- [WHAT THIS TASK INVOLVES]: Every line that includes the word "felé" is to be listed.

- [EXTRACTED RECORDS]:
————

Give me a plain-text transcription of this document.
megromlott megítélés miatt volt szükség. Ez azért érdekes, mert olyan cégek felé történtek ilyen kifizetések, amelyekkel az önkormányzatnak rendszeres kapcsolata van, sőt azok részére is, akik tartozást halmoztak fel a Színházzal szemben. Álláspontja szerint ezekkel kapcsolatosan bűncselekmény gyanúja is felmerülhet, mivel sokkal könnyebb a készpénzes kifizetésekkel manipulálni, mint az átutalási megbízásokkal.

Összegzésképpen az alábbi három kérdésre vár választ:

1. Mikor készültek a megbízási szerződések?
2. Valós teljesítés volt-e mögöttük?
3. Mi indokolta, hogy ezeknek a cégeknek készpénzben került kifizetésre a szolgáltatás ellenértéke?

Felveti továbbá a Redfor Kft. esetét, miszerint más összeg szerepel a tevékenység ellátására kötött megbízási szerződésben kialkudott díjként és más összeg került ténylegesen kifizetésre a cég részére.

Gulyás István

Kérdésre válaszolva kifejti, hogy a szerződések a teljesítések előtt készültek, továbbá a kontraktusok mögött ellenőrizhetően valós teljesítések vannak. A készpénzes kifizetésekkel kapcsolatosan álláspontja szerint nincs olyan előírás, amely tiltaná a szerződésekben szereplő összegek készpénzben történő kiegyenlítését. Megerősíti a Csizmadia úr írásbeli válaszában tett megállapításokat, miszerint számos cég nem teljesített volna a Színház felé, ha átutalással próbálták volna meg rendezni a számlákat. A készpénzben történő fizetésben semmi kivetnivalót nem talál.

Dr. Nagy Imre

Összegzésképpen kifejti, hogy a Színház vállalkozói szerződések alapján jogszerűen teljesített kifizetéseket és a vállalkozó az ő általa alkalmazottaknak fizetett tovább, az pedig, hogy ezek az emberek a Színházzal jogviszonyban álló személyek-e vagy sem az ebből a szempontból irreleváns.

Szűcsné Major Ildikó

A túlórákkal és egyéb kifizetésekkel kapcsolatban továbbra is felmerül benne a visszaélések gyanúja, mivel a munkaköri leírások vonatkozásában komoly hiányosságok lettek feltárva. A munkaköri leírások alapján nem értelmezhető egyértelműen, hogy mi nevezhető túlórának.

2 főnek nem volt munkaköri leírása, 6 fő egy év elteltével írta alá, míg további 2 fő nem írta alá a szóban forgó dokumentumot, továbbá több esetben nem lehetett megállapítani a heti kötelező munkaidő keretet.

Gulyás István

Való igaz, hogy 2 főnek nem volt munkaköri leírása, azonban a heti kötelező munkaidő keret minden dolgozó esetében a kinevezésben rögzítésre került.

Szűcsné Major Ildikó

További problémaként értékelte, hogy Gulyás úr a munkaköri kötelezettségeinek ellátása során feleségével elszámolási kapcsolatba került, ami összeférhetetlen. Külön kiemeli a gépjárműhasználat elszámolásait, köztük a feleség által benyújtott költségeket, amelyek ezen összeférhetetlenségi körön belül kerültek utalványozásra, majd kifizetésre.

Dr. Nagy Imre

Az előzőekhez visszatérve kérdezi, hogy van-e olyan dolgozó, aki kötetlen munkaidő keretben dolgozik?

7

————

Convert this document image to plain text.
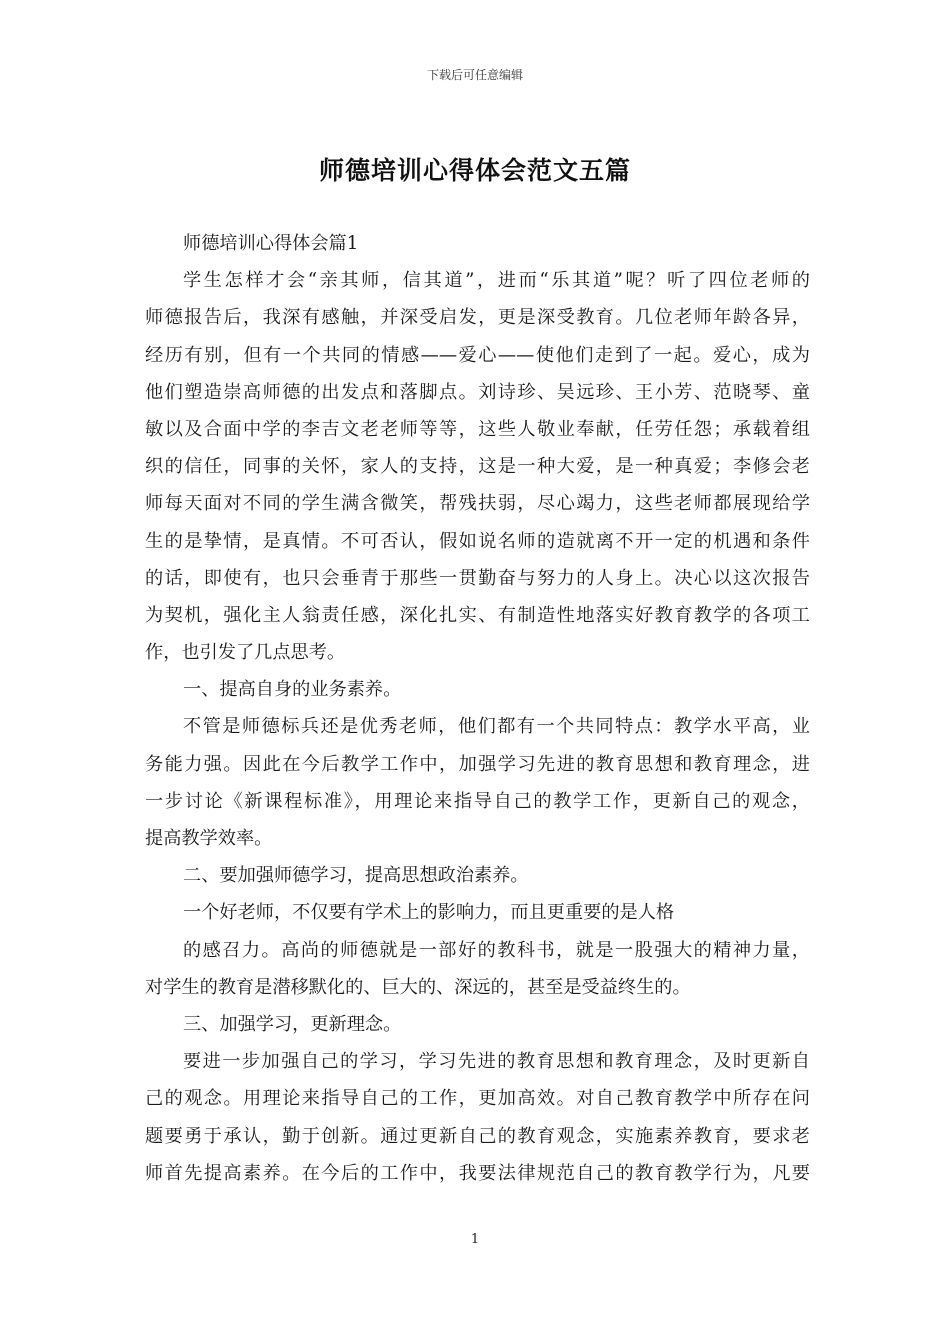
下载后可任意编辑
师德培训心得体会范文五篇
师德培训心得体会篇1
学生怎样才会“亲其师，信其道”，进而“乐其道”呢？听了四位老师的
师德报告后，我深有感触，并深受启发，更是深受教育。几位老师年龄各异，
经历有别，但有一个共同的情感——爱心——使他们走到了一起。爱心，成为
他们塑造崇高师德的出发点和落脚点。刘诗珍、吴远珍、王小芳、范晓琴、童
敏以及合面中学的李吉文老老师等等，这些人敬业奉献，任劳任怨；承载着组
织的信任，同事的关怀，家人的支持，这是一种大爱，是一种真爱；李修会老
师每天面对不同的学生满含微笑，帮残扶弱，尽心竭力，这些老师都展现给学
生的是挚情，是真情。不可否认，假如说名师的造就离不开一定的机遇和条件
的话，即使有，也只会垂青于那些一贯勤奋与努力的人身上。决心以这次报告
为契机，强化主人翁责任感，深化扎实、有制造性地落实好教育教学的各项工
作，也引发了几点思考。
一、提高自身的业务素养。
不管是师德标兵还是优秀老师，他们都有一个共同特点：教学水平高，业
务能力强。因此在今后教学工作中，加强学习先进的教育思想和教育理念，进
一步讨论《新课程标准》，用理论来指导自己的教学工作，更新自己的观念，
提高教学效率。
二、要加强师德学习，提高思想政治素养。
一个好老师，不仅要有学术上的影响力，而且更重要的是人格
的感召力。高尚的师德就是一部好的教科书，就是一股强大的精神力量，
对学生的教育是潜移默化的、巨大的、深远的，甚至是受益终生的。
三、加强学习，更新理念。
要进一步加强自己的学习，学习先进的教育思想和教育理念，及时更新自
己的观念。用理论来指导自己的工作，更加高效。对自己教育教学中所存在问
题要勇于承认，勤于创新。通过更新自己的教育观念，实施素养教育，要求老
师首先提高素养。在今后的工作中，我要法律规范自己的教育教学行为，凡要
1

————

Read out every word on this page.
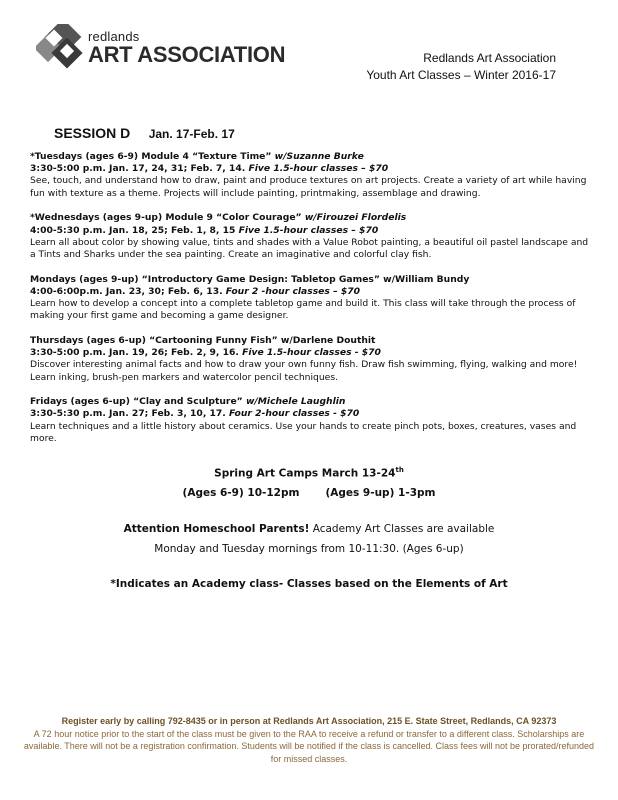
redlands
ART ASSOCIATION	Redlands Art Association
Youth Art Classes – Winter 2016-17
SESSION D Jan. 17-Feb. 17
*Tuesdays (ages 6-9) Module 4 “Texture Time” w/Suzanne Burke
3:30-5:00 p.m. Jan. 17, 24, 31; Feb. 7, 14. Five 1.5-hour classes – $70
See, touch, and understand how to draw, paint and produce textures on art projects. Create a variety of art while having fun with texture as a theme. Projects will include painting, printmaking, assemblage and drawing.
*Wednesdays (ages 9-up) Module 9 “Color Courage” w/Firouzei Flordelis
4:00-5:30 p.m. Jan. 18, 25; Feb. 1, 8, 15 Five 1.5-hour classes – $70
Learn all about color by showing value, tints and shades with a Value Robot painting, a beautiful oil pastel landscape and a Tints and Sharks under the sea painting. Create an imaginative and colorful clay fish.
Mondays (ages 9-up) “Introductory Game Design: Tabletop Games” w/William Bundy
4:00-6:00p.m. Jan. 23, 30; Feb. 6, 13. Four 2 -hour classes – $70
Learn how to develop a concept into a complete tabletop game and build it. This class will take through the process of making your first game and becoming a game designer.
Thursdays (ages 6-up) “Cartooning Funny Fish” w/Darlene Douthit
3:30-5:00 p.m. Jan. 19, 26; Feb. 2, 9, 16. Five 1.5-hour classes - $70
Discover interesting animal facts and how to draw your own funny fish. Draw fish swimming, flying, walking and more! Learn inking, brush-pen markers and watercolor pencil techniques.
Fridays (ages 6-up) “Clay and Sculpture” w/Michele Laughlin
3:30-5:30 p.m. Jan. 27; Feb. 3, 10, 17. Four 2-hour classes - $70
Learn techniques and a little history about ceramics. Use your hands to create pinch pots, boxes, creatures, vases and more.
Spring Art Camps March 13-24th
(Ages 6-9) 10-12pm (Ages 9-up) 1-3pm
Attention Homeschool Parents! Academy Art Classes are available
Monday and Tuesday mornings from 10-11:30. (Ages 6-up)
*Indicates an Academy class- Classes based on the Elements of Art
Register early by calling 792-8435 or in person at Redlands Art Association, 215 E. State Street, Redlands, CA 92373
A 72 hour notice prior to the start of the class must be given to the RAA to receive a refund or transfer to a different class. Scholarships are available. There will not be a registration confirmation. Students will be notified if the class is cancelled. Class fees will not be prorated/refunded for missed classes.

————

- [RESPONSE TO THE TASK]:
megromlott megítélés miatt volt szükség. Ez azért érdekes, mert olyan cégek felé történtek ilyen kifizetések, amelyekkel az önkormányzatnak rendszeres kapcsolata van, sőt azok részére is, akik tartozást halmoztak fel a Színházzal szemben. Álláspontja szerint ezekkel kapcsolatosan bűncselekmény gyanúja is felmerülhet, mivel sokkal könnyebb a készpénzes kifizetésekkel manipulálni, mint az átutalási megbízásokkal.
Kérdésre válaszolva kifejti, hogy a szerződések a teljesítések előtt készültek, továbbá a kontraktusok mögött ellenőrizhetően valós teljesítések vannak. A készpénzes kifizetésekkel kapcsolatosan álláspontja szerint nincs olyan előírás, amely tiltaná a szerződésekben szereplő összegek készpénzben történő kiegyenlítését. Megerősíti a Csizmadia úr írásbeli válaszában tett megállapításokat, miszerint számos cég nem teljesített volna a Színház felé, ha átutalással próbálták volna meg rendezni a számlákat. A készpénzben történő fizetésben semmi kivetnivalót nem talál.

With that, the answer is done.